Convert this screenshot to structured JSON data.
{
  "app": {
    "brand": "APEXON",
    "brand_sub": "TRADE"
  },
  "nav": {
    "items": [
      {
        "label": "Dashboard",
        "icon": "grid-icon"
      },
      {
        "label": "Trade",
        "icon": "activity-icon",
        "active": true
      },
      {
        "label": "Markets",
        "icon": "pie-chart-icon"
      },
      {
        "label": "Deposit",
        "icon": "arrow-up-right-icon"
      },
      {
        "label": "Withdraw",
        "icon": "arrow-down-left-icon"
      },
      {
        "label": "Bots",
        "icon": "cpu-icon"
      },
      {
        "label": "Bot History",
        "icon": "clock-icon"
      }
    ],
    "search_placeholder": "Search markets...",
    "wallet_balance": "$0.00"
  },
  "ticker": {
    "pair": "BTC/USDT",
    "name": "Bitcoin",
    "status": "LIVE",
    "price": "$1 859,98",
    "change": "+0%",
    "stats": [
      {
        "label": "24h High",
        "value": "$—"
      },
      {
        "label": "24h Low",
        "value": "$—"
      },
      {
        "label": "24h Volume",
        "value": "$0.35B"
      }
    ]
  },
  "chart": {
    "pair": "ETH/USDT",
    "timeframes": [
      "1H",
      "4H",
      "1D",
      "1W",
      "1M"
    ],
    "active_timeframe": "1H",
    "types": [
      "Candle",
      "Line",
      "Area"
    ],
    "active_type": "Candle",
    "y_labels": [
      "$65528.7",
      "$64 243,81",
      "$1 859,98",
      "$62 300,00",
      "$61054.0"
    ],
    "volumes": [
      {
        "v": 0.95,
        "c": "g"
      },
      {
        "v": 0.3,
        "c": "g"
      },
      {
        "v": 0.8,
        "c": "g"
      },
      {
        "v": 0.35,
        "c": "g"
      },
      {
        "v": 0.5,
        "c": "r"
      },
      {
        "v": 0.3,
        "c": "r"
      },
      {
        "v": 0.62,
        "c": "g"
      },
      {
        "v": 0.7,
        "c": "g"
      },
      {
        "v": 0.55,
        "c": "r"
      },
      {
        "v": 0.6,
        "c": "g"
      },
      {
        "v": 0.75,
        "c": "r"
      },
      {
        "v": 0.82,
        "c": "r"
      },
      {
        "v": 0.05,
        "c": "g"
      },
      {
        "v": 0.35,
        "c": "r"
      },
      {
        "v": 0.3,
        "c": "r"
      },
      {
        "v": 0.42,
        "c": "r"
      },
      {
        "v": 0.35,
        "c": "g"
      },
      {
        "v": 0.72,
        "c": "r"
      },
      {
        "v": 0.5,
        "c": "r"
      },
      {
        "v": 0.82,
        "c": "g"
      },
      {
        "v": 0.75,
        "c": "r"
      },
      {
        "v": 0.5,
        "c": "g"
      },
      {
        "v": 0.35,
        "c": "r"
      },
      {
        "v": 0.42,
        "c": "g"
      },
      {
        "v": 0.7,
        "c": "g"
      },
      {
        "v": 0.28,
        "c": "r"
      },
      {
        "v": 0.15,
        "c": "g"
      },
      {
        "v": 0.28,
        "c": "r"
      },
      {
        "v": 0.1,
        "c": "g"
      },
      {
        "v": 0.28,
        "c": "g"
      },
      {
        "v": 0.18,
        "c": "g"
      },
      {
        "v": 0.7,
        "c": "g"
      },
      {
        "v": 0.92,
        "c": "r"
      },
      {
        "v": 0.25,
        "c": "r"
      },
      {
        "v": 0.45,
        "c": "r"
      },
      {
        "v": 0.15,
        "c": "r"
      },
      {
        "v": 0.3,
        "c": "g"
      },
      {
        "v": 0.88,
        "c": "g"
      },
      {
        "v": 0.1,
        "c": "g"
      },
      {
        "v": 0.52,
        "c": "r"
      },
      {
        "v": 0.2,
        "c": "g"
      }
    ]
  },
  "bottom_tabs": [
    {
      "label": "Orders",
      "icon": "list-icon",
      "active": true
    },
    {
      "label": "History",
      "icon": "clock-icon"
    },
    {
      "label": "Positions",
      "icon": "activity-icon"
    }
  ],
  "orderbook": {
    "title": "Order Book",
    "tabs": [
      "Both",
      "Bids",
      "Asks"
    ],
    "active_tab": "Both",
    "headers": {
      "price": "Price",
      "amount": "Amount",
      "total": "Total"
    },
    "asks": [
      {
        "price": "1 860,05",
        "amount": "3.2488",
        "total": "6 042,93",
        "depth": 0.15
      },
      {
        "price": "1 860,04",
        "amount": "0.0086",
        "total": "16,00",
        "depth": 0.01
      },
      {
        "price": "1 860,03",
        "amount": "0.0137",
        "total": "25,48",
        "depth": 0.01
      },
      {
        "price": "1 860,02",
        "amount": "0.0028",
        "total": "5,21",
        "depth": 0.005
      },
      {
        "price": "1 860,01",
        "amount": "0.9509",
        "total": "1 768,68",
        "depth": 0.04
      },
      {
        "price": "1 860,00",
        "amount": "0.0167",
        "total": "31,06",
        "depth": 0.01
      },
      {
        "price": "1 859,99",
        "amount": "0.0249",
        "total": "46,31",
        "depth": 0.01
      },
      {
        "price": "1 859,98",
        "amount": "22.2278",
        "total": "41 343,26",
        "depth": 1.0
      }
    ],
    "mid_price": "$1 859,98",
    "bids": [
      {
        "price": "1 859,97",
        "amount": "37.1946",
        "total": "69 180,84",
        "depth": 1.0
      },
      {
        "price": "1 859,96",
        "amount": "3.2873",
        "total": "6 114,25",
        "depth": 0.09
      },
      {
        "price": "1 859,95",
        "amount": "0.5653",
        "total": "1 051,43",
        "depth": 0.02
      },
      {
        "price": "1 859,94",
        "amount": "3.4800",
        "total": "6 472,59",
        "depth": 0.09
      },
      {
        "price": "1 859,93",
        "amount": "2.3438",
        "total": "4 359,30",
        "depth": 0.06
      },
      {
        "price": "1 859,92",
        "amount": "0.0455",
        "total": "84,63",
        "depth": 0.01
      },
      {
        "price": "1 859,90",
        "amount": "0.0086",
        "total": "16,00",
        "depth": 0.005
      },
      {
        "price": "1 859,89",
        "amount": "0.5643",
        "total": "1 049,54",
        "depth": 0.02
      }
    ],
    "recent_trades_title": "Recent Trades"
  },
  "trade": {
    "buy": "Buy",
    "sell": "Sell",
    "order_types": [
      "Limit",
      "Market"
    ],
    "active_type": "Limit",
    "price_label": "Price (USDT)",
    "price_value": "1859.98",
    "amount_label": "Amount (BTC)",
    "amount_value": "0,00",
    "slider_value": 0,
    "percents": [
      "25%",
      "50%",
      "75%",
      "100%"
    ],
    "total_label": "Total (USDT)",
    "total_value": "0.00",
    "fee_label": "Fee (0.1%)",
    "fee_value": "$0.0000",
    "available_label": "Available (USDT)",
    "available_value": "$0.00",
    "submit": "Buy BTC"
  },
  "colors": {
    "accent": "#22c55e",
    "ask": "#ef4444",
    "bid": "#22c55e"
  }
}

(Task prompt)
Repeat the whole listing exactly, keeping every line intact.

(Solution for this task)
Convert this screenshot to structured JSON data.
{
  "app": {
    "brand": "APEXON",
    "brand_sub": "TRADE"
  },
  "nav": {
    "items": [
      {
        "label": "Dashboard",
        "icon": "grid-icon"
      },
      {
        "label": "Trade",
        "icon": "activity-icon",
        "active": true
      },
      {
        "label": "Markets",
        "icon": "pie-chart-icon"
      },
      {
        "label": "Deposit",
        "icon": "arrow-up-right-icon"
      },
      {
        "label": "Withdraw",
        "icon": "arrow-down-left-icon"
      },
      {
        "label": "Bots",
        "icon": "cpu-icon"
      },
      {
        "label": "Bot History",
        "icon": "clock-icon"
      }
    ],
    "search_placeholder": "Search markets...",
    "wallet_balance": "$0.00"
  },
  "ticker": {
    "pair": "BTC/USDT",
    "name": "Bitcoin",
    "status": "LIVE",
    "price": "$1 859,98",
    "change": "+0%",
    "stats": [
      {
        "label": "24h High",
        "value": "$—"
      },
      {
        "label": "24h Low",
        "value": "$—"
      },
      {
        "label": "24h Volume",
        "value": "$0.35B"
      }
    ]
  },
  "chart": {
    "pair": "ETH/USDT",
    "timeframes": [
      "1H",
      "4H",
      "1D",
      "1W",
      "1M"
    ],
    "active_timeframe": "1H",
    "types": [
      "Candle",
      "Line",
      "Area"
    ],
    "active_type": "Candle",
    "y_labels": [
      "$65528.7",
      "$64 243,81",
      "$1 859,98",
      "$62 300,00",
      "$61054.0"
    ],
    "volumes": [
      {
        "v": 0.95,
        "c": "g"
      },
      {
        "v": 0.3,
        "c": "g"
      },
      {
        "v": 0.8,
        "c": "g"
      },
      {
        "v": 0.35,
        "c": "g"
      },
      {
        "v": 0.5,
        "c": "r"
      },
      {
        "v": 0.3,
        "c": "r"
      },
      {
        "v": 0.62,
        "c": "g"
      },
      {
        "v": 0.7,
        "c": "g"
      },
      {
        "v": 0.55,
        "c": "r"
      },
      {
        "v": 0.6,
        "c": "g"
      },
      {
        "v": 0.75,
        "c": "r"
      },
      {
        "v": 0.82,
        "c": "r"
      },
      {
        "v": 0.05,
        "c": "g"
      },
      {
        "v": 0.35,
        "c": "r"
      },
      {
        "v": 0.3,
        "c": "r"
      },
      {
        "v": 0.42,
        "c": "r"
      },
      {
        "v": 0.35,
        "c": "g"
      },
      {
        "v": 0.72,
        "c": "r"
      },
      {
        "v": 0.5,
        "c": "r"
      },
      {
        "v": 0.82,
        "c": "g"
      },
      {
        "v": 0.75,
        "c": "r"
      },
      {
        "v": 0.5,
        "c": "g"
      },
      {
        "v": 0.35,
        "c": "r"
      },
      {
        "v": 0.42,
        "c": "g"
      },
      {
        "v": 0.7,
        "c": "g"
      },
      {
        "v": 0.28,
        "c": "r"
      },
      {
        "v": 0.15,
        "c": "g"
      },
      {
        "v": 0.28,
        "c": "r"
      },
      {
        "v": 0.1,
        "c": "g"
      },
      {
        "v": 0.28,
        "c": "g"
      },
      {
        "v": 0.18,
        "c": "g"
      },
      {
        "v": 0.7,
        "c": "g"
      },
      {
        "v": 0.92,
        "c": "r"
      },
      {
        "v": 0.25,
        "c": "r"
      },
      {
        "v": 0.45,
        "c": "r"
      },
      {
        "v": 0.15,
        "c": "r"
      },
      {
        "v": 0.3,
        "c": "g"
      },
      {
        "v": 0.88,
        "c": "g"
      },
      {
        "v": 0.1,
        "c": "g"
      },
      {
        "v": 0.52,
        "c": "r"
      },
      {
        "v": 0.2,
        "c": "g"
      }
    ]
  },
  "bottom_tabs": [
    {
      "label": "Orders",
      "icon": "list-icon",
      "active": true
    },
    {
      "label": "History",
      "icon": "clock-icon"
    },
    {
      "label": "Positions",
      "icon": "activity-icon"
    }
  ],
  "orderbook": {
    "title": "Order Book",
    "tabs": [
      "Both",
      "Bids",
      "Asks"
    ],
    "active_tab": "Both",
    "headers": {
      "price": "Price",
      "amount": "Amount",
      "total": "Total"
    },
    "asks": [
      {
        "price": "1 860,05",
        "amount": "3.2488",
        "total": "6 042,93",
        "depth": 0.15
      },
      {
        "price": "1 860,04",
        "amount": "0.0086",
        "total": "16,00",
        "depth": 0.01
      },
      {
        "price": "1 860,03",
        "amount": "0.0137",
        "total": "25,48",
        "depth": 0.01
      },
      {
        "price": "1 860,02",
        "amount": "0.0028",
        "total": "5,21",
        "depth": 0.005
      },
      {
        "price": "1 860,01",
        "amount": "0.9509",
        "total": "1 768,68",
        "depth": 0.04
      },
      {
        "price": "1 860,00",
        "amount": "0.0167",
        "total": "31,06",
        "depth": 0.01
      },
      {
        "price": "1 859,99",
        "amount": "0.0249",
        "total": "46,31",
        "depth": 0.01
      },
      {
        "price": "1 859,98",
        "amount": "22.2278",
        "total": "41 343,26",
        "depth": 1.0
      }
    ],
    "mid_price": "$1 859,98",
    "bids": [
      {
        "price": "1 859,97",
        "amount": "37.1946",
        "total": "69 180,84",
        "depth": 1.0
      },
      {
        "price": "1 859,96",
        "amount": "3.2873",
        "total": "6 114,25",
        "depth": 0.09
      },
      {
        "price": "1 859,95",
        "amount": "0.5653",
        "total": "1 051,43",
        "depth": 0.02
      },
      {
        "price": "1 859,94",
        "amount": "3.4800",
        "total": "6 472,59",
        "depth": 0.09
      },
      {
        "price": "1 859,93",
        "amount": "2.3438",
        "total": "4 359,30",
        "depth": 0.06
      },
      {
        "price": "1 859,92",
        "amount": "0.0455",
        "total": "84,63",
        "depth": 0.01
      },
      {
        "price": "1 859,90",
        "amount": "0.0086",
        "total": "16,00",
        "depth": 0.005
      },
      {
        "price": "1 859,89",
        "amount": "0.5643",
        "total": "1 049,54",
        "depth": 0.02
      }
    ],
    "recent_trades_title": "Recent Trades"
  },
  "trade": {
    "buy": "Buy",
    "sell": "Sell",
    "order_types": [
      "Limit",
      "Market"
    ],
    "active_type": "Limit",
    "price_label": "Price (USDT)",
    "price_value": "1859.98",
    "amount_label": "Amount (BTC)",
    "amount_value": "0,00",
    "slider_value": 0,
    "percents": [
      "25%",
      "50%",
      "75%",
      "100%"
    ],
    "total_label": "Total (USDT)",
    "total_value": "0.00",
    "fee_label": "Fee (0.1%)",
    "fee_value": "$0.0000",
    "available_label": "Available (USDT)",
    "available_value": "$0.00",
    "submit": "Buy BTC"
  },
  "colors": {
    "accent": "#22c55e",
    "ask": "#ef4444",
    "bid": "#22c55e"
  }
}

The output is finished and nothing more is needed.